## [WORK REQUIRED]
Copy the items from the first line through the line containing "reference: L 596", swapping each "citation-line" for "commendation-line" and changing nothing else. Give only those lines.

## [MATERIAL PROVIDED]
※

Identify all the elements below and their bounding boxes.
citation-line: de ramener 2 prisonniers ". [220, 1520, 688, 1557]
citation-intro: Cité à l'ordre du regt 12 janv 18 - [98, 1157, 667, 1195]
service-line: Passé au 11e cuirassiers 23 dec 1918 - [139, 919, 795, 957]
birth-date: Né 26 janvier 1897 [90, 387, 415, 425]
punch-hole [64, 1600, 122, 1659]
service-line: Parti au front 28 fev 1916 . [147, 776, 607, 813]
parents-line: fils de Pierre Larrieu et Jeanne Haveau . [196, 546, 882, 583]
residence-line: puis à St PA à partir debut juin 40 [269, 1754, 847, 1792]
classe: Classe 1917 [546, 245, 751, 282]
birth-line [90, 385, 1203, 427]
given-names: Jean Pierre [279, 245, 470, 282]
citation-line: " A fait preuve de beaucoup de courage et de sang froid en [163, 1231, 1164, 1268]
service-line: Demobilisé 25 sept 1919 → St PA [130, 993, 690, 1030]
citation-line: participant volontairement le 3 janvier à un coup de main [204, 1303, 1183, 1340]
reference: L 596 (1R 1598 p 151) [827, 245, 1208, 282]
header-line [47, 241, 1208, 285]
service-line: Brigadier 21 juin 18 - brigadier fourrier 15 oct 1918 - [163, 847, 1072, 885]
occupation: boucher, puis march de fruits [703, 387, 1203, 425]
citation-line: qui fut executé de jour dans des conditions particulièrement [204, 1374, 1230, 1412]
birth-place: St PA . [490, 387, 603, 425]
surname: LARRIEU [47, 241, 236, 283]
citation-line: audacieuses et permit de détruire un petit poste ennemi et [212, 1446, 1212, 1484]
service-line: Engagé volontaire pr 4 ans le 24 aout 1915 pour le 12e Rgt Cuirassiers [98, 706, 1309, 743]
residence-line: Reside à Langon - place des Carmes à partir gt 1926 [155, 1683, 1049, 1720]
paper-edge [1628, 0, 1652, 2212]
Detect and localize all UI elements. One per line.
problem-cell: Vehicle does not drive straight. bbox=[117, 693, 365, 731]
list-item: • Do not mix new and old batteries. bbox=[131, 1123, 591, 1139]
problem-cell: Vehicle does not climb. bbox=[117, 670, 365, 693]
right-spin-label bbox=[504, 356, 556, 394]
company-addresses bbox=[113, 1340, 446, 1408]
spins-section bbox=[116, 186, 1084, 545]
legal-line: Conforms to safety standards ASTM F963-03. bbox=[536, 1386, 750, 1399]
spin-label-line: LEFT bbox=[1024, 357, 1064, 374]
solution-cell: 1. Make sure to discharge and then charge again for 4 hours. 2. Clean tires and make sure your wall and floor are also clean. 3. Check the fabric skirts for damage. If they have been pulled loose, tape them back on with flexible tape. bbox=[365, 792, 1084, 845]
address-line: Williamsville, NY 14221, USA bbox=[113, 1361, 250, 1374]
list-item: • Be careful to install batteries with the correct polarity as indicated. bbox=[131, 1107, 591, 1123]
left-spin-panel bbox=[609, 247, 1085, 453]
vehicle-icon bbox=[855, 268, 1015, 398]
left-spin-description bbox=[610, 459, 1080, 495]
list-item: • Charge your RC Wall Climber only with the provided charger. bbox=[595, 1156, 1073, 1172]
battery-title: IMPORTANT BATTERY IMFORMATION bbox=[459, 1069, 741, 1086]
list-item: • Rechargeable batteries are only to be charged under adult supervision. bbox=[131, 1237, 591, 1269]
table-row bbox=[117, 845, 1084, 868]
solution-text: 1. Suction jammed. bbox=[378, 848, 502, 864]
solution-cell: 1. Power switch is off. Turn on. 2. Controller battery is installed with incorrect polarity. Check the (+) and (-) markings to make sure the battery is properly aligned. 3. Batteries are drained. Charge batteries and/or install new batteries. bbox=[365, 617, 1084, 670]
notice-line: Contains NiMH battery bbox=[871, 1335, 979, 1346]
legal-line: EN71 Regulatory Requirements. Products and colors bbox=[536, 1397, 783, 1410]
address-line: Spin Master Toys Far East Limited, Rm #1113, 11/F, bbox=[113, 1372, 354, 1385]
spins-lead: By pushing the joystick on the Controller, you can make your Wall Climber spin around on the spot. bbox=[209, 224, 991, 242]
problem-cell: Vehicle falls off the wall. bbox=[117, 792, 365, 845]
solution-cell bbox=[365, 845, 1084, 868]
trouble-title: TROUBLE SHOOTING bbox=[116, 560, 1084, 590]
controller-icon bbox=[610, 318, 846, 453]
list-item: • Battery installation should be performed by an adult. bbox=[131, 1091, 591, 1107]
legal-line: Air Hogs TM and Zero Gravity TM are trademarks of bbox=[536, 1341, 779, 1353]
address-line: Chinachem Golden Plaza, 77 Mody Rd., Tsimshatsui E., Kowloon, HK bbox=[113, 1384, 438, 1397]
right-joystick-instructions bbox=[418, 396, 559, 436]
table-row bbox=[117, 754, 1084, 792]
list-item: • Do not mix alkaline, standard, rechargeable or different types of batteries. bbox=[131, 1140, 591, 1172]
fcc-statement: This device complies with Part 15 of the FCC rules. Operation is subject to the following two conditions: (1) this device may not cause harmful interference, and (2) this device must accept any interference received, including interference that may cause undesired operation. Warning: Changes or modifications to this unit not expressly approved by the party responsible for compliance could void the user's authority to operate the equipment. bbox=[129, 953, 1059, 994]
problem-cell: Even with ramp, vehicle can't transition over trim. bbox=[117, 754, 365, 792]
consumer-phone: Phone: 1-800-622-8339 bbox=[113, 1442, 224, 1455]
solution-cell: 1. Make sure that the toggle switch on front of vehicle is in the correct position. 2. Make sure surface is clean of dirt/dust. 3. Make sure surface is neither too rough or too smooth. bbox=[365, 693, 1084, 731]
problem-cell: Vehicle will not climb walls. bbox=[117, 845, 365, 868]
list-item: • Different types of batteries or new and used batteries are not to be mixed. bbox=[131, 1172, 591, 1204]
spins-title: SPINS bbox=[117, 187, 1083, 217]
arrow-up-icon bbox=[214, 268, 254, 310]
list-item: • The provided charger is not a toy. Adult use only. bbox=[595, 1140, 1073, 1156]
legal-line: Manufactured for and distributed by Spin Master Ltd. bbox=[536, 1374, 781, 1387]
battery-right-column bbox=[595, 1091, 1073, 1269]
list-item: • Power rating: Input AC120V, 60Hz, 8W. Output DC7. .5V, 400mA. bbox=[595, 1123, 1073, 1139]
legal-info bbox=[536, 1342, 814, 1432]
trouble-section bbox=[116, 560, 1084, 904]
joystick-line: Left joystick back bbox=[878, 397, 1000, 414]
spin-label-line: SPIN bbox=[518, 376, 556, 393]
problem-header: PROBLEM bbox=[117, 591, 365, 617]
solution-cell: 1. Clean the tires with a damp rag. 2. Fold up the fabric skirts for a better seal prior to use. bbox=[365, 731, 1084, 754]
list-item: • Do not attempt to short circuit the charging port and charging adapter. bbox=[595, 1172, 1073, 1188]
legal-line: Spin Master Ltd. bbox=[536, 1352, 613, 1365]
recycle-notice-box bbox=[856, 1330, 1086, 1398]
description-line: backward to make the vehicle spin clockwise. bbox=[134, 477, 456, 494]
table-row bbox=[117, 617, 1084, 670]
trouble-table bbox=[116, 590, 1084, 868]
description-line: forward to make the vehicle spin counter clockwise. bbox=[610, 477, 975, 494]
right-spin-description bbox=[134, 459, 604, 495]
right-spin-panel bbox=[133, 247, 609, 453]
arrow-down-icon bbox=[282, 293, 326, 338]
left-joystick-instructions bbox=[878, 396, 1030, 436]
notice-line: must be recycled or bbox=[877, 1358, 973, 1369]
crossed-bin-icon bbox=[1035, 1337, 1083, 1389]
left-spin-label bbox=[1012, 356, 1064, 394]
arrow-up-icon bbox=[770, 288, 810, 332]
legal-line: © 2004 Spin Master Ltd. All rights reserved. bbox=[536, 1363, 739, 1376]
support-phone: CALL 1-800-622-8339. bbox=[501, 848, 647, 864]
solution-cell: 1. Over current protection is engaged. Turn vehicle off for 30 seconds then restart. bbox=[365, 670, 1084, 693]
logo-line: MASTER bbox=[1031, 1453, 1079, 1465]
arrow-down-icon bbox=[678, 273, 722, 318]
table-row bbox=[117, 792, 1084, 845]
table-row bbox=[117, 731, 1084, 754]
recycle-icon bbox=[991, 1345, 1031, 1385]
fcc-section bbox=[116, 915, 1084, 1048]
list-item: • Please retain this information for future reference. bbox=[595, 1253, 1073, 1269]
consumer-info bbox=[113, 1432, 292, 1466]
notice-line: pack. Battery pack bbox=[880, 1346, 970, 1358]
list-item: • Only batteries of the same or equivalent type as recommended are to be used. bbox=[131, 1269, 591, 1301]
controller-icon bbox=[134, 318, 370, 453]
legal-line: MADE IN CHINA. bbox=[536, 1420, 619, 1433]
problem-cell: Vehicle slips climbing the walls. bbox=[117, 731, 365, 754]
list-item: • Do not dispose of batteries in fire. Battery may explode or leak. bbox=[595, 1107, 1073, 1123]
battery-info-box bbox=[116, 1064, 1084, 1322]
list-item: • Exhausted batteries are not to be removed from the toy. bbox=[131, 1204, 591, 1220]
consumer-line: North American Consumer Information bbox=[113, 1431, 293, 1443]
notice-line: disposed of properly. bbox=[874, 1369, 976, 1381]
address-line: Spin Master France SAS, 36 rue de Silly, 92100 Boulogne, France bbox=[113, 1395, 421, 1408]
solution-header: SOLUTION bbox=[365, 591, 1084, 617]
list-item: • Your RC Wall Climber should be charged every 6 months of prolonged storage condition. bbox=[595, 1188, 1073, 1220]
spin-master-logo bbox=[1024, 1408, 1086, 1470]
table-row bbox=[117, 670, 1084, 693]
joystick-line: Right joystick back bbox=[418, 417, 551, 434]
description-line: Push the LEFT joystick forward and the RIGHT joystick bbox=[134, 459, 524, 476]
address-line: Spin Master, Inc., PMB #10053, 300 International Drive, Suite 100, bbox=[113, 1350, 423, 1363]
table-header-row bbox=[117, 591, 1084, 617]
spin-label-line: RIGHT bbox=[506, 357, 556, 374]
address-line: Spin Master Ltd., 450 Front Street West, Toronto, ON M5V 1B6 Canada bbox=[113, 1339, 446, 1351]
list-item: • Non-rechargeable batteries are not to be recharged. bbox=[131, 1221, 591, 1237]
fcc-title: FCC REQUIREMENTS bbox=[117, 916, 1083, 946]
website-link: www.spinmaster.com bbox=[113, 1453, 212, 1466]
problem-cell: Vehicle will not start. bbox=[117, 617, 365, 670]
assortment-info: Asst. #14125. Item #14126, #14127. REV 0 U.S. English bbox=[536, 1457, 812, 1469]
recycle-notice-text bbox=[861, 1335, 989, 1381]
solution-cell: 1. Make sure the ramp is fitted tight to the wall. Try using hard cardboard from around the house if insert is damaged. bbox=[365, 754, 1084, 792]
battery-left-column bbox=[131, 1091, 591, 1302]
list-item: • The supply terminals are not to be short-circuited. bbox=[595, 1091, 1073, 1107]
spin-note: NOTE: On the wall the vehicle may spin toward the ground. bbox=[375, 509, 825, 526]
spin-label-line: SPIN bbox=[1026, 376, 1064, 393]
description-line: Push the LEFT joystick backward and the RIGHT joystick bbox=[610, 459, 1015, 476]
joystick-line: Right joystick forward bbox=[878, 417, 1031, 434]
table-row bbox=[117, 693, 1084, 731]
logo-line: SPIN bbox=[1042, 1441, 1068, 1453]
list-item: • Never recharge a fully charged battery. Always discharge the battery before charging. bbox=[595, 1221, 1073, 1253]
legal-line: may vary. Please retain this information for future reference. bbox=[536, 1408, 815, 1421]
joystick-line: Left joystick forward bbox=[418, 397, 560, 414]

※

## [THE OUTPUT]
Identify all the elements below and their bounding boxes.
commendation-line: de ramener 2 prisonniers ". [220, 1520, 688, 1557]
citation-intro: Cité à l'ordre du regt 12 janv 18 - [98, 1157, 667, 1195]
service-line: Passé au 11e cuirassiers 23 dec 1918 - [139, 919, 795, 957]
birth-date: Né 26 janvier 1897 [90, 387, 415, 425]
punch-hole [64, 1600, 122, 1659]
service-line: Parti au front 28 fev 1916 . [147, 776, 607, 813]
parents-line: fils de Pierre Larrieu et Jeanne Haveau . [196, 546, 882, 583]
residence-line: puis à St PA à partir debut juin 40 [269, 1754, 847, 1792]
classe: Classe 1917 [546, 245, 751, 282]
birth-line [90, 385, 1203, 427]
given-names: Jean Pierre [279, 245, 470, 282]
commendation-line: " A fait preuve de beaucoup de courage et de sang froid en [163, 1231, 1164, 1268]
service-line: Demobilisé 25 sept 1919 → St PA [130, 993, 690, 1030]
commendation-line: participant volontairement le 3 janvier à un coup de main [204, 1303, 1183, 1340]
reference: L 596 (1R 1598 p 151) [827, 245, 1208, 282]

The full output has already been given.